(Records from a data collection)

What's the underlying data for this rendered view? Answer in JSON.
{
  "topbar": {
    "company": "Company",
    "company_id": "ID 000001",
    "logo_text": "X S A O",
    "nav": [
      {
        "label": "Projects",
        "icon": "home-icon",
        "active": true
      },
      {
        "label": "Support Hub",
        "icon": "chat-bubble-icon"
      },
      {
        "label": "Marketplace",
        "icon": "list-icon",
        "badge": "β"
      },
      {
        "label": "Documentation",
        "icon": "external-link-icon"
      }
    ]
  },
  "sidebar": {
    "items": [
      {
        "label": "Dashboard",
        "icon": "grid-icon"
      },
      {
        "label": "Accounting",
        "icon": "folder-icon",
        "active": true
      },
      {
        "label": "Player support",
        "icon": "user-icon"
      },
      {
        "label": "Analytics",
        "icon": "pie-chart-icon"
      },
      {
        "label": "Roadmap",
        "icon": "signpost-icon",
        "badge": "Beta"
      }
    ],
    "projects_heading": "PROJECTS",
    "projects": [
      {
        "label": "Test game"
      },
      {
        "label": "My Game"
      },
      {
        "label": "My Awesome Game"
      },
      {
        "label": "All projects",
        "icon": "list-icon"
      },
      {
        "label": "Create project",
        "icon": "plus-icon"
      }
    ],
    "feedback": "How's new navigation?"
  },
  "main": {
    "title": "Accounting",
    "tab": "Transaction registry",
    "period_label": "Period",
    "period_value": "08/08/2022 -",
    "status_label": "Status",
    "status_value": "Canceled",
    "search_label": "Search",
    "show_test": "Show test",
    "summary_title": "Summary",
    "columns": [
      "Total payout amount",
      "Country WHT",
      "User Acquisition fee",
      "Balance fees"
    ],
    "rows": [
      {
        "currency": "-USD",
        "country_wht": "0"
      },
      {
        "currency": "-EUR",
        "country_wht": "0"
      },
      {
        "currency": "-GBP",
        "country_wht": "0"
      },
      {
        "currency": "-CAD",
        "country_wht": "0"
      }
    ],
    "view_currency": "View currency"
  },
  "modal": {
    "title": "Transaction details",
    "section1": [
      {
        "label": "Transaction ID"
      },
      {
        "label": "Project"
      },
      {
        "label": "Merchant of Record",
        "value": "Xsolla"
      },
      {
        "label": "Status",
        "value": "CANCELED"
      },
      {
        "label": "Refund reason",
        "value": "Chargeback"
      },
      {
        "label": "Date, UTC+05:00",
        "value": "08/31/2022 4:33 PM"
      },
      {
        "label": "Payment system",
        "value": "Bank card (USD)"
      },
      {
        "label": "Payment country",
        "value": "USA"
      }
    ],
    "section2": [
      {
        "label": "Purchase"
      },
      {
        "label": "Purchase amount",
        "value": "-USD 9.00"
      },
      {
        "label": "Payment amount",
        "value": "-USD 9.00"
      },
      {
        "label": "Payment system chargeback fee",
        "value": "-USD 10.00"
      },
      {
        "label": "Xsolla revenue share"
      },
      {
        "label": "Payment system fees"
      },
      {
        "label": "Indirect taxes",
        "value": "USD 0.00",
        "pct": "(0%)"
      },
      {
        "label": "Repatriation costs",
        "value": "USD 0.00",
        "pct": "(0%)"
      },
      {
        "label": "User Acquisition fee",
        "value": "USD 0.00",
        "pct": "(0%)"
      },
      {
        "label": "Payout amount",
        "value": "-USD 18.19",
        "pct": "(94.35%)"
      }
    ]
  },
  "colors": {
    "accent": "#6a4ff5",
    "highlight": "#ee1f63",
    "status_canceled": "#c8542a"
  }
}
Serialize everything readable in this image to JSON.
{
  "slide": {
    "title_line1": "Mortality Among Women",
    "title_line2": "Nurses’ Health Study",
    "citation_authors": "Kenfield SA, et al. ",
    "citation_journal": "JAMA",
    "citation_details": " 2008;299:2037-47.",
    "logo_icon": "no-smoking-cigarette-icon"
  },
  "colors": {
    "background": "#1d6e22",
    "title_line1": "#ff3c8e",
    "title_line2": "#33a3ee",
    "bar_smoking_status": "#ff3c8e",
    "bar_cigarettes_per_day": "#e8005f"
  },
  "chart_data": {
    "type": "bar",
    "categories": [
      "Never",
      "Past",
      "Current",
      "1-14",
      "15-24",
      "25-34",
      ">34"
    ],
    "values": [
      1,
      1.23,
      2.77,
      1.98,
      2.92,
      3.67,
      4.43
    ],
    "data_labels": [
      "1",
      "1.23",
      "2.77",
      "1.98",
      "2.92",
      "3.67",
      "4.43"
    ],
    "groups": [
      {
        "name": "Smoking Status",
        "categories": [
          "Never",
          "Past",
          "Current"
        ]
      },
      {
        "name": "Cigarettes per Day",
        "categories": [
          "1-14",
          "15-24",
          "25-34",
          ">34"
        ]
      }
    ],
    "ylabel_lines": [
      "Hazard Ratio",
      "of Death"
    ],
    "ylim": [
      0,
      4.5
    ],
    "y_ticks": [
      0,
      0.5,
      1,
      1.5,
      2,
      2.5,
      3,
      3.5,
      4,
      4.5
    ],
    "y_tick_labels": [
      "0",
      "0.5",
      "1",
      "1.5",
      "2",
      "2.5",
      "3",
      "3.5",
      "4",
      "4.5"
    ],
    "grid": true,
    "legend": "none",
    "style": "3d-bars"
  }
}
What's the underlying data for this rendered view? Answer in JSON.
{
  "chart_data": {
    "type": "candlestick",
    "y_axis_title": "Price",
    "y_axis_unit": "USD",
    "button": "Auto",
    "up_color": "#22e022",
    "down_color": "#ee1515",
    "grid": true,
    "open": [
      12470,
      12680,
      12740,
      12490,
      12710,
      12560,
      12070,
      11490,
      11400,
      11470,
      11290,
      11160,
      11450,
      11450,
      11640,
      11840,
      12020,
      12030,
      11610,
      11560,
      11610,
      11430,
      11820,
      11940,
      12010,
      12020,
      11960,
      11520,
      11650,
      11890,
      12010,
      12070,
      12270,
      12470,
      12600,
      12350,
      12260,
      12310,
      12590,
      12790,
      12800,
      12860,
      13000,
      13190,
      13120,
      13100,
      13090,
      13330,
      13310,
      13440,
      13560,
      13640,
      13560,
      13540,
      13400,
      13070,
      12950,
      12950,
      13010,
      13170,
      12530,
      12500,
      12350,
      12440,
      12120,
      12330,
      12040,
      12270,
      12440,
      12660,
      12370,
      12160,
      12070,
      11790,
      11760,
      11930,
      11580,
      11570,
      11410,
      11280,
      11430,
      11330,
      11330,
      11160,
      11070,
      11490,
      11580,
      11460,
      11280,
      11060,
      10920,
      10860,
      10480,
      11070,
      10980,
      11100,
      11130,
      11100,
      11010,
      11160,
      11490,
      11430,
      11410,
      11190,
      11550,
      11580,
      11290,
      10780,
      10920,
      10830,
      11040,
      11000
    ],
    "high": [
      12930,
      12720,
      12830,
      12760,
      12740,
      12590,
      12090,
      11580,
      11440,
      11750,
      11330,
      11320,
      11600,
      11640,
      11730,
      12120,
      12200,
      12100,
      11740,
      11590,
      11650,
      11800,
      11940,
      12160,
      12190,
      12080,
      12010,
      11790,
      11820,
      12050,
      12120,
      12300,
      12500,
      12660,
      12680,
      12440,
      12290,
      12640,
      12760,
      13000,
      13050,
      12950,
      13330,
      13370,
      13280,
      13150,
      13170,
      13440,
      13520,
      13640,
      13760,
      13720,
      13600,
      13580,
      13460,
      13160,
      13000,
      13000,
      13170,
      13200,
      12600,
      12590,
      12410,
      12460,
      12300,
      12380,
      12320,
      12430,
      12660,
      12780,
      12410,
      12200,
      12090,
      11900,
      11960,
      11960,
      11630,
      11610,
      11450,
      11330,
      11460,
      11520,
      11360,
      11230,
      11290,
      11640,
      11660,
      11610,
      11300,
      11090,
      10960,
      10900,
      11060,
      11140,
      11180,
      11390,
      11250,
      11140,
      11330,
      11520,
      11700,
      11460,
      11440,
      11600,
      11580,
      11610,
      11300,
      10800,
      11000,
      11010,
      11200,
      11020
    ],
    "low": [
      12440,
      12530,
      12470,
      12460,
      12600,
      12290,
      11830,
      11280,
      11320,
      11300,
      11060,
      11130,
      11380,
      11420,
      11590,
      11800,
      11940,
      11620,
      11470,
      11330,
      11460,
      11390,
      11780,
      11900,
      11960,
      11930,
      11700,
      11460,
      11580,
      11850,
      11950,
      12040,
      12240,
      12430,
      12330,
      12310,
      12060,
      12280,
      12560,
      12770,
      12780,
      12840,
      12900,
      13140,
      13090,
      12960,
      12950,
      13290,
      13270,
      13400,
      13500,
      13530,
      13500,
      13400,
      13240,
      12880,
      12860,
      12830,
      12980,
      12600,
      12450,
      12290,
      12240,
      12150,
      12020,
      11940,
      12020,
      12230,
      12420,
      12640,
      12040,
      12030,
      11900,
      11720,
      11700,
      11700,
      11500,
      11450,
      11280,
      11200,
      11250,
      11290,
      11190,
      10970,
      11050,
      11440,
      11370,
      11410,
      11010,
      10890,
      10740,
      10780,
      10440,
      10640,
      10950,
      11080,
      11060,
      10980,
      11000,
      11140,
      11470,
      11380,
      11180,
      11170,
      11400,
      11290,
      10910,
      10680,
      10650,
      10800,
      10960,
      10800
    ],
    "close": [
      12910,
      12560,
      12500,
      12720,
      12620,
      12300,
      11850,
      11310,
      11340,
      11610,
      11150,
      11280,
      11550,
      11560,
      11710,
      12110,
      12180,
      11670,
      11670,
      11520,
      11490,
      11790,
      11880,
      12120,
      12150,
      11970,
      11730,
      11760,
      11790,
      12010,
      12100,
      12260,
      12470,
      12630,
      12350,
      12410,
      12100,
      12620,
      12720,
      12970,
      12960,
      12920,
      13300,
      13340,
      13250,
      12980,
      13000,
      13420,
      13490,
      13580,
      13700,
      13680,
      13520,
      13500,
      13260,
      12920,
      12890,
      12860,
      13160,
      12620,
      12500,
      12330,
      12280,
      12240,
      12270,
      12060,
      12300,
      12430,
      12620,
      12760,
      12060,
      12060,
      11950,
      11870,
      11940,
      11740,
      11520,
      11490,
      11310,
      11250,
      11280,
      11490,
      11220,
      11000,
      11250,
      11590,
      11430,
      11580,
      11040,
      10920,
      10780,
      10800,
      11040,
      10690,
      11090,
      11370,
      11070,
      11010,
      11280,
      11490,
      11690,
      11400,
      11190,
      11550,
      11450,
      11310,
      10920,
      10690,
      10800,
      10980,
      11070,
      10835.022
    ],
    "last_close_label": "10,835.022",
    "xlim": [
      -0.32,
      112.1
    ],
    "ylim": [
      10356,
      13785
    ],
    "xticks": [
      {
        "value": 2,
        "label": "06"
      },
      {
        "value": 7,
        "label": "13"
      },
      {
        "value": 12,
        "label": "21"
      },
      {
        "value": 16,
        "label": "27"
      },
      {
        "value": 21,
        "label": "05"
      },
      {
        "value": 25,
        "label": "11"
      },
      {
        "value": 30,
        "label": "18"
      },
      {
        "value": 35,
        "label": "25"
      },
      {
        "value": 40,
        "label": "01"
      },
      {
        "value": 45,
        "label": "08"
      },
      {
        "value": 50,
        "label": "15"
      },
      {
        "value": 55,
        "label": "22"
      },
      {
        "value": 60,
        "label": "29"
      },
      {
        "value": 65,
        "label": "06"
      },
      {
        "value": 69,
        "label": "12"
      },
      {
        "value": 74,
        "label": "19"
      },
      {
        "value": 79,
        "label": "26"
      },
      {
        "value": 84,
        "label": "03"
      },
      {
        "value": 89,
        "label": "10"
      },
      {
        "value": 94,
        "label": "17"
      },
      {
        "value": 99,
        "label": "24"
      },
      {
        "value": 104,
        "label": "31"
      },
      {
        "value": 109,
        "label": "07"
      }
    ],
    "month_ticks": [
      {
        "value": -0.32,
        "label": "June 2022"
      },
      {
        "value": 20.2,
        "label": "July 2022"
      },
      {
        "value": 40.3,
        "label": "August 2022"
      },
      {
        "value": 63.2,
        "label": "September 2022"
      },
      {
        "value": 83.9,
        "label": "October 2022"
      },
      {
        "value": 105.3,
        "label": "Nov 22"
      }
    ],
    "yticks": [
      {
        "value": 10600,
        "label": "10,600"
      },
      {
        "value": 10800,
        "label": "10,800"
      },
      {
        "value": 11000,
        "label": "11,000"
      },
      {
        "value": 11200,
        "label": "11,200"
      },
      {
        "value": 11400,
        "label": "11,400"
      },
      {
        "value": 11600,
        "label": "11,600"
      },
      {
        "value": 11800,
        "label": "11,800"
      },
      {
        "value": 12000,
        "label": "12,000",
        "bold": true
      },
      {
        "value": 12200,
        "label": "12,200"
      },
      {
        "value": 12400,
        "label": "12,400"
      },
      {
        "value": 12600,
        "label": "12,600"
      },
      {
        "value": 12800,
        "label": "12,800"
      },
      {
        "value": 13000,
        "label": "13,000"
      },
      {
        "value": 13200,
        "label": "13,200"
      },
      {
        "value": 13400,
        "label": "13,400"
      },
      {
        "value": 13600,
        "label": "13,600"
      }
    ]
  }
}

§ WORK TO COMPLETE:
Find every line in the records that contains the word "Transaction"; copy those lines.

§ TASK ANSWER:
    "tab": "Transaction registry",
    "title": "Transaction details",
        "label": "Transaction ID"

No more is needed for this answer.